**TASK BRIEF**
Show all lines of the listing that hold the word "girls".

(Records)
□ □ □ □ □

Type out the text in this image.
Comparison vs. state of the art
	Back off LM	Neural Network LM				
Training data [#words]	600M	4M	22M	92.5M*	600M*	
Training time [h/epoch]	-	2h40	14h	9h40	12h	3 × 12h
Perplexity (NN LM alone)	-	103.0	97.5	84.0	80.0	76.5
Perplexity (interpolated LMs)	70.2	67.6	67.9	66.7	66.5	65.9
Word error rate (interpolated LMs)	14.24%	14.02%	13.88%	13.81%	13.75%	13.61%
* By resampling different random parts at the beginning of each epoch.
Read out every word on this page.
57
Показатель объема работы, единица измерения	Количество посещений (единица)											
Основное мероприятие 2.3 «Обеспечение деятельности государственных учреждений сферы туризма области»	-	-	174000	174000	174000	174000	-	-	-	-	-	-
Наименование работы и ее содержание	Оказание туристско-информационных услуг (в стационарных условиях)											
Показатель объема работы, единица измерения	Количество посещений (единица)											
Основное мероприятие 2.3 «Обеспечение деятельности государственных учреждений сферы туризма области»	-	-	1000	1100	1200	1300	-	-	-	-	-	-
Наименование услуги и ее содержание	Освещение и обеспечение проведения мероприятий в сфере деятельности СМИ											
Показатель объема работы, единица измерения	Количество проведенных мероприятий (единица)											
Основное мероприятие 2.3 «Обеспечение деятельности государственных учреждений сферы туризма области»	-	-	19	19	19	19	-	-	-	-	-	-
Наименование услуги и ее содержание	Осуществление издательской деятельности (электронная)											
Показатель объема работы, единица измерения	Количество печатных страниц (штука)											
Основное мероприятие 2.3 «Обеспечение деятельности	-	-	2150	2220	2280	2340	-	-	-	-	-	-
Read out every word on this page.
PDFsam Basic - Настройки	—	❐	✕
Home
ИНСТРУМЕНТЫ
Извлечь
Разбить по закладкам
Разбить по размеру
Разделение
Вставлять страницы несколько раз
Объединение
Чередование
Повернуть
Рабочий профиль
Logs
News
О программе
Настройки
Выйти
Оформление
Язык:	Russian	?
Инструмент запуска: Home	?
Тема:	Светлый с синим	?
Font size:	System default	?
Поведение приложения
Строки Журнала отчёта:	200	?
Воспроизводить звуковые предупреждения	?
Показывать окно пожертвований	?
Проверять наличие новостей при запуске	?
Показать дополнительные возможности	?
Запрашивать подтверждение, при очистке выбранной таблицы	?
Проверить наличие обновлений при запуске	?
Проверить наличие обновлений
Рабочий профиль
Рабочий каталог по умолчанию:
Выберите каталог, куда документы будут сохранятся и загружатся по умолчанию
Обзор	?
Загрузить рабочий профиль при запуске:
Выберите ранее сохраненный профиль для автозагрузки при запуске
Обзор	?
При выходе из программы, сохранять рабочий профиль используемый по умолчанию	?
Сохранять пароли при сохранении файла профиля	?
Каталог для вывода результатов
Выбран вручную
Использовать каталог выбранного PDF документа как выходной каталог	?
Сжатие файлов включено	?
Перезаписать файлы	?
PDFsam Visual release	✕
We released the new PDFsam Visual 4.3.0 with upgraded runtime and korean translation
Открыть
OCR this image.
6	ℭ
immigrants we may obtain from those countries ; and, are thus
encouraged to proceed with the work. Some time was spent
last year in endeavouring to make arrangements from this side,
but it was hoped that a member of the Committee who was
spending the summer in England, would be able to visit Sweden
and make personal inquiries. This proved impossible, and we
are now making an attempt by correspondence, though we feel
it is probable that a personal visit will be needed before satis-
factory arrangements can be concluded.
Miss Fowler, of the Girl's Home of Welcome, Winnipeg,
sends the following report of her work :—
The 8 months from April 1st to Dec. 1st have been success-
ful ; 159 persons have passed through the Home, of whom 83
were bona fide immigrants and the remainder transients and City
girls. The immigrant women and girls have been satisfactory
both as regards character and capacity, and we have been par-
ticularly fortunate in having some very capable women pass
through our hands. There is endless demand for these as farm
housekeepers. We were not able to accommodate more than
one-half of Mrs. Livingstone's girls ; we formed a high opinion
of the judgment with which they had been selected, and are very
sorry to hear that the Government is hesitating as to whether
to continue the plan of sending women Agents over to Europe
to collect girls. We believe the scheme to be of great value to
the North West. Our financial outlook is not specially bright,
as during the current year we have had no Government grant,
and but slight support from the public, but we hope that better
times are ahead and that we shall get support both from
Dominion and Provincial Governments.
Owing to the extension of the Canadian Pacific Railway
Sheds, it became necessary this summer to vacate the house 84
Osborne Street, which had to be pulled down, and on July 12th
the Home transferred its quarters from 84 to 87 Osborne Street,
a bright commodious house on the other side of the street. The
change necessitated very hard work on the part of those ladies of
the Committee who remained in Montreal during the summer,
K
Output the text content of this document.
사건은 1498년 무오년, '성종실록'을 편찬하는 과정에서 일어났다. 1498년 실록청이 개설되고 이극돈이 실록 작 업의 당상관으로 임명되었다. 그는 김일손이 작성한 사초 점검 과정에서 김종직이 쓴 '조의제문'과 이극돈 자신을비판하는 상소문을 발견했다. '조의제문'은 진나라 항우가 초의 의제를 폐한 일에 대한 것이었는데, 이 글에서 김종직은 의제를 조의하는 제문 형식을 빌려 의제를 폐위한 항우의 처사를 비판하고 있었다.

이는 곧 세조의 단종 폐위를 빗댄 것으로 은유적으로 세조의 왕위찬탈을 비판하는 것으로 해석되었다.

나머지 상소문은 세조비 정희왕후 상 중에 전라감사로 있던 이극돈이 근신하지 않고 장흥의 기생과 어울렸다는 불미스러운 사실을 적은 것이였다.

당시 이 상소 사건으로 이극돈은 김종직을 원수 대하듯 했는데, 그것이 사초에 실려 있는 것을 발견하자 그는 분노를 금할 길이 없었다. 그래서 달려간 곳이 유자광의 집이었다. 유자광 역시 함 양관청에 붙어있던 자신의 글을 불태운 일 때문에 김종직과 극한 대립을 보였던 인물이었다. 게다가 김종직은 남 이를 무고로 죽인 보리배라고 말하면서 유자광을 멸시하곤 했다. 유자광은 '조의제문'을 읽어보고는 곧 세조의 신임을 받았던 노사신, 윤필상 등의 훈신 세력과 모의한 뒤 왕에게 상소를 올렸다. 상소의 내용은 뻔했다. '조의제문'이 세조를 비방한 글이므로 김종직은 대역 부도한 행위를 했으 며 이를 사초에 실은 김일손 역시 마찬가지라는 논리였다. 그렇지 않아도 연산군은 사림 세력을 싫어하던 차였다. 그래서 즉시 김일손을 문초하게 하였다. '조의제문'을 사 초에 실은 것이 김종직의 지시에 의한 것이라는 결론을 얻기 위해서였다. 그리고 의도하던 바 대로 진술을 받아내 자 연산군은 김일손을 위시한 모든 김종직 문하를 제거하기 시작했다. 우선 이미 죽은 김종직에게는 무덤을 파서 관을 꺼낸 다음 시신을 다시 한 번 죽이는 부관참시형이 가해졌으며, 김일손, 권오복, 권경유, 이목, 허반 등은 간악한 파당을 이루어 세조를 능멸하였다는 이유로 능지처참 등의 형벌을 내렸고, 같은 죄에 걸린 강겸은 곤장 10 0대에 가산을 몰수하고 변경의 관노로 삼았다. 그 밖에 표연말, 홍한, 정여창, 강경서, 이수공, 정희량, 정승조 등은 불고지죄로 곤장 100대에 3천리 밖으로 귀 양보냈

□ □ □ □ □

**ANSWER BELOW**
girls. The immigrant women and girls have been satisfactory
one-half of Mrs. Livingstone's girls ; we formed a high opinion
to collect girls. We believe the scheme to be of great value to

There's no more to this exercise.